## [DIRECTION]
Using the entries that follow, state how many lines contain the word "sind". The response is that number and nothing more.

## [RECORDS PROVIDED]
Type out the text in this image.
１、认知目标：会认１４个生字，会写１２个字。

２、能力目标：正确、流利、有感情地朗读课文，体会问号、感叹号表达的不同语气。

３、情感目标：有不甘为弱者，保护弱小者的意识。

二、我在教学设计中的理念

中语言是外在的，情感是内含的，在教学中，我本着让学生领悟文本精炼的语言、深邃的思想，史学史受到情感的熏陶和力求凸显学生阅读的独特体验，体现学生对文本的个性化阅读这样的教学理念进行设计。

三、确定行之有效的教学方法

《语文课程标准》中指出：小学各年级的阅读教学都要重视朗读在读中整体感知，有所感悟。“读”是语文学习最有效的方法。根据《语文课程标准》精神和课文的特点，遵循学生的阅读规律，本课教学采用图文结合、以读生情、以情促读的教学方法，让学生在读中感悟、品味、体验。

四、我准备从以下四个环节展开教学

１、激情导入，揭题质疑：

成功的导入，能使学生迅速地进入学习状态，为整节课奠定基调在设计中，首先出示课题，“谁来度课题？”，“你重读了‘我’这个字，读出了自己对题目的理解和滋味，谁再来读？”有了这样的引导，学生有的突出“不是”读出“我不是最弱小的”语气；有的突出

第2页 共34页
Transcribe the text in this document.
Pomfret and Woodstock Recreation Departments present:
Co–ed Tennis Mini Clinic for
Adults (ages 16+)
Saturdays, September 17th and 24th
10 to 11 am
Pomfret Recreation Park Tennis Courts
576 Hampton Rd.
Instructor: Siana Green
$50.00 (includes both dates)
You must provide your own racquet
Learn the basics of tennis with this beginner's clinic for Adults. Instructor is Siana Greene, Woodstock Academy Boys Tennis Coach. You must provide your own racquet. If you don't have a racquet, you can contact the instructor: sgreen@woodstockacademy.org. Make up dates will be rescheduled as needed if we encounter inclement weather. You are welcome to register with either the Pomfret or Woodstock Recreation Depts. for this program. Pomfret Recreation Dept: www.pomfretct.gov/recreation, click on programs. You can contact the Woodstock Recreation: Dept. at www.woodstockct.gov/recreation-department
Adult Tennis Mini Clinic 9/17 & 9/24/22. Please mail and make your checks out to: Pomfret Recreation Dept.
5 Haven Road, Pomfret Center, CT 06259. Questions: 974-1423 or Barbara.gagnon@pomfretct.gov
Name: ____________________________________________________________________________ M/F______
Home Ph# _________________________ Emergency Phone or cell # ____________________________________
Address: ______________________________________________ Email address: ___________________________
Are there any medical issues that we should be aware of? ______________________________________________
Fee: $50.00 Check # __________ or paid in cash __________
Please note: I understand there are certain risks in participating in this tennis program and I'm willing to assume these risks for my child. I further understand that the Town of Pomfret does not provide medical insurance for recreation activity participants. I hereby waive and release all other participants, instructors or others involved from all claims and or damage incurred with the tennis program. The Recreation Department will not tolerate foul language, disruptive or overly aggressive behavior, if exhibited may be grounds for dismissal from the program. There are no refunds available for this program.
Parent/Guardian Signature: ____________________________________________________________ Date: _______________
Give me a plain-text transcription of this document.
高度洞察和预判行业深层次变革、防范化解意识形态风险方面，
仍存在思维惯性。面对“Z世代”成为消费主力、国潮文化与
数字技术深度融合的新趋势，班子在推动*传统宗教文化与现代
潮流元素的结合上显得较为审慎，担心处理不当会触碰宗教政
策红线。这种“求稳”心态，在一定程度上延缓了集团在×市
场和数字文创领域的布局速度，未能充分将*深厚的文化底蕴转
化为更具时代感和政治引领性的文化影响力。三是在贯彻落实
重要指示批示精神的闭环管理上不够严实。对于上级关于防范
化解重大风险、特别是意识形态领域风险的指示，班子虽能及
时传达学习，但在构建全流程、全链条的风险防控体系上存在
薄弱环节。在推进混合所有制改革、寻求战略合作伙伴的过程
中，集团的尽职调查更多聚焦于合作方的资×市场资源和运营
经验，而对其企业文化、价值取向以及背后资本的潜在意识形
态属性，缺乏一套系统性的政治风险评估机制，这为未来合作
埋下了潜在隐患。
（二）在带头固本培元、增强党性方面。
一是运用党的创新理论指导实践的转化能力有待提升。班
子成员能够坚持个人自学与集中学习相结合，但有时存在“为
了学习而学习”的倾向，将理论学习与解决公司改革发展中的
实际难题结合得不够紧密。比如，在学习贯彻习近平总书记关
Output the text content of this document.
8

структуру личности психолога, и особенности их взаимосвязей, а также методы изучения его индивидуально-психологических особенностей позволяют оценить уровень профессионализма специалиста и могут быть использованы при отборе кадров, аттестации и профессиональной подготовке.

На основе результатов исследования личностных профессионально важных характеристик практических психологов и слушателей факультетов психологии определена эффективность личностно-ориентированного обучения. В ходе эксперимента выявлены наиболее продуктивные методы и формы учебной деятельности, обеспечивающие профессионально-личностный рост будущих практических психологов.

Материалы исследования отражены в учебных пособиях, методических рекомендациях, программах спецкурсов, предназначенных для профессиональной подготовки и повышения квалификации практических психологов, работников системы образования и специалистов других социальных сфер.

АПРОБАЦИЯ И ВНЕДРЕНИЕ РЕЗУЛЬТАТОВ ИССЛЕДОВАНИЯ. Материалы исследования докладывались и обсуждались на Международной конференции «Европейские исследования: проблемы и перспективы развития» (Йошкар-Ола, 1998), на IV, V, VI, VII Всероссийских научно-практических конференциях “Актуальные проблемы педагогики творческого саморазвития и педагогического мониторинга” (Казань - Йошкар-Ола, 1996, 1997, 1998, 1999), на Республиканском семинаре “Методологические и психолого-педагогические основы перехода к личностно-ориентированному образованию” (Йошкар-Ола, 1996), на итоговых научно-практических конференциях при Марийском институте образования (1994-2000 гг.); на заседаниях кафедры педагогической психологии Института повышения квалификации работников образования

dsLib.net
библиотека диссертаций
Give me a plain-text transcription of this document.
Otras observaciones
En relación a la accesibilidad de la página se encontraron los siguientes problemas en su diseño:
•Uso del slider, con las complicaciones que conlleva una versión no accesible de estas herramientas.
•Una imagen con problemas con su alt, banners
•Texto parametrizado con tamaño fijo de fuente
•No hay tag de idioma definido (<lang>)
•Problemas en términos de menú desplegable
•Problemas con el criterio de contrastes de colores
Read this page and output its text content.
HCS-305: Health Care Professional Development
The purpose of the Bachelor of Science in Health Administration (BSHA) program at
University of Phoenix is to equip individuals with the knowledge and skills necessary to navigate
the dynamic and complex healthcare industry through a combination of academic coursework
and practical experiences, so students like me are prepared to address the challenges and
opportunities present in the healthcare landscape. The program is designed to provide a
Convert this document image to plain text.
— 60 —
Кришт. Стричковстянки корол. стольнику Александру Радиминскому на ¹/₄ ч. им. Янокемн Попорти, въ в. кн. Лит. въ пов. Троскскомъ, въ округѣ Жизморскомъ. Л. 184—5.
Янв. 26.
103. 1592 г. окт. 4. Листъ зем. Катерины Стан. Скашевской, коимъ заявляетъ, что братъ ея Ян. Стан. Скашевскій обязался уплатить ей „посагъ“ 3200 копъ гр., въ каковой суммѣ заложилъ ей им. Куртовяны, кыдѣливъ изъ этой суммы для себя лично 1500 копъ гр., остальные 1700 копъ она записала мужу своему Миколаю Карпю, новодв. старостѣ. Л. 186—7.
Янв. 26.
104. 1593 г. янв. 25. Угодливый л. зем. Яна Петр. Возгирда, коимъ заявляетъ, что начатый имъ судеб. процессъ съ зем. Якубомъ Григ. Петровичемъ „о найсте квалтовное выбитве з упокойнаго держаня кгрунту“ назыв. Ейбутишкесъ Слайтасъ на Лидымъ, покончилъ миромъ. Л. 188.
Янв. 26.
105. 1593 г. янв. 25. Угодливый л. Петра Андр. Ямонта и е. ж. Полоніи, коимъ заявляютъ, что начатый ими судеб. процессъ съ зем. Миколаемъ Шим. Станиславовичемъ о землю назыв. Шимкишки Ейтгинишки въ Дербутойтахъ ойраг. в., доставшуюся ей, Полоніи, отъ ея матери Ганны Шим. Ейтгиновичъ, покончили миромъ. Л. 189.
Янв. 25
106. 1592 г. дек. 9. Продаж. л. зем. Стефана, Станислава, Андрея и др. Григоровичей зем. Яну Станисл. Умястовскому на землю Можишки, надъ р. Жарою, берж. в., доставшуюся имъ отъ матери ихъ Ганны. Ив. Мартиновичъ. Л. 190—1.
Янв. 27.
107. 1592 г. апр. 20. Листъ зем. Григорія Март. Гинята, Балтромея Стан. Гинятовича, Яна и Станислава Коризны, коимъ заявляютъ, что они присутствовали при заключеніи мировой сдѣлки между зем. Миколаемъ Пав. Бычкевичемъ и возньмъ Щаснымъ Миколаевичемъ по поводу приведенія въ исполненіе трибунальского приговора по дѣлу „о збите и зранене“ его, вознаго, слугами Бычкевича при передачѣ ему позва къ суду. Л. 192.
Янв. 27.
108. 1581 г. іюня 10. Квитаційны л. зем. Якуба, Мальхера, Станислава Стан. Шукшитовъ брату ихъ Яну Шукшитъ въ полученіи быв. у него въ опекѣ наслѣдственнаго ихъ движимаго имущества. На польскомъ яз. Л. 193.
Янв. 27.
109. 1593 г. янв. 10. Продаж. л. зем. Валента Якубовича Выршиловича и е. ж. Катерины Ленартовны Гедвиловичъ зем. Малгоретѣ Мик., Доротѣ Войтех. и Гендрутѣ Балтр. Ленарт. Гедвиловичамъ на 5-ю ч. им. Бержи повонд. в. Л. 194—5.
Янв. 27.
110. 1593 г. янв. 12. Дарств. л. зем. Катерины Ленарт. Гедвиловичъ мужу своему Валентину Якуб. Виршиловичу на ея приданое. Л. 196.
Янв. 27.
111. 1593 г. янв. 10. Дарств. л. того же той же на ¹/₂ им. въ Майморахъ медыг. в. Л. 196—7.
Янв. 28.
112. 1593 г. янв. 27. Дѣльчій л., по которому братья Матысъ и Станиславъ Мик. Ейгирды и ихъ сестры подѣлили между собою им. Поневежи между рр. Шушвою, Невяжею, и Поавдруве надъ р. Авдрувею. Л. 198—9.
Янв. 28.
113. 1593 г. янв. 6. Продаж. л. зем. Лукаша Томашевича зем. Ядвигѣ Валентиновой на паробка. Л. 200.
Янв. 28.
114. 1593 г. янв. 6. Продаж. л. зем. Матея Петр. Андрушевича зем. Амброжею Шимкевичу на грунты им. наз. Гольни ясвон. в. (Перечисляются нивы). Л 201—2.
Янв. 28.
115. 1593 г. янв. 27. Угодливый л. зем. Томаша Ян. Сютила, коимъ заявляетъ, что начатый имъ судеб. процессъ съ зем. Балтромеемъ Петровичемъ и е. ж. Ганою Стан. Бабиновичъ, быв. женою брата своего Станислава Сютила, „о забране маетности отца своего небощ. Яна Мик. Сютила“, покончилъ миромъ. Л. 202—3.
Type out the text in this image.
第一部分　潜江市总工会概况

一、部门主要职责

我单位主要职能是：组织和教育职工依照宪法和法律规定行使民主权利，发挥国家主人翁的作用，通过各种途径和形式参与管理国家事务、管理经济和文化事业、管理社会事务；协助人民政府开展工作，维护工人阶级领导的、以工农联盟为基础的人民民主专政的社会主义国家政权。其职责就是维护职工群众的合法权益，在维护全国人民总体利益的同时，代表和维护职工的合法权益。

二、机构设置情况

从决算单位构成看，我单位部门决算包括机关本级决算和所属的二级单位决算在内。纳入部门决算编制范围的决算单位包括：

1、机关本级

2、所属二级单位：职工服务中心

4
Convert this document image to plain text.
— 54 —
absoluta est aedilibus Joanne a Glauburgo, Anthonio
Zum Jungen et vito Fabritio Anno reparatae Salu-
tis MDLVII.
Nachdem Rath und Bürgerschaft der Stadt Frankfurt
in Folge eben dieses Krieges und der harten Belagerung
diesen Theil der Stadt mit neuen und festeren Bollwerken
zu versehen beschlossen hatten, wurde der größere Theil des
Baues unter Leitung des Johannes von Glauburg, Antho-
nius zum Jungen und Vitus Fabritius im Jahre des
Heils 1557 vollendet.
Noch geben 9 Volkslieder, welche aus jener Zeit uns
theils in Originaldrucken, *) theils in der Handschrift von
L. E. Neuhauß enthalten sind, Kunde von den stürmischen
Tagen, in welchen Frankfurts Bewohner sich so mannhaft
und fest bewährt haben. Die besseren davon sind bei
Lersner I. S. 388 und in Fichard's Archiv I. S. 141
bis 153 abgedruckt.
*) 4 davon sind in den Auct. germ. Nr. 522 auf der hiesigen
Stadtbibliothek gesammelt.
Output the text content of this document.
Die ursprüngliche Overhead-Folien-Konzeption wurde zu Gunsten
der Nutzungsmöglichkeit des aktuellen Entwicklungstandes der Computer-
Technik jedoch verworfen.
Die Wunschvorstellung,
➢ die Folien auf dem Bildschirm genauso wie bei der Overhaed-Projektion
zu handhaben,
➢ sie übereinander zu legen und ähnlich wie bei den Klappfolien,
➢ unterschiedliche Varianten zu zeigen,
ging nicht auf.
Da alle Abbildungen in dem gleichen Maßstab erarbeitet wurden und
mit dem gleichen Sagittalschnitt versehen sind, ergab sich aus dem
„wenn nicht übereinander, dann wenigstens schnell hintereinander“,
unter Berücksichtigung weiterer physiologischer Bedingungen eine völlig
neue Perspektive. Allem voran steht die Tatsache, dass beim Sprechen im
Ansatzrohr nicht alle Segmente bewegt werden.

## [SOLVED PROBLEM]
4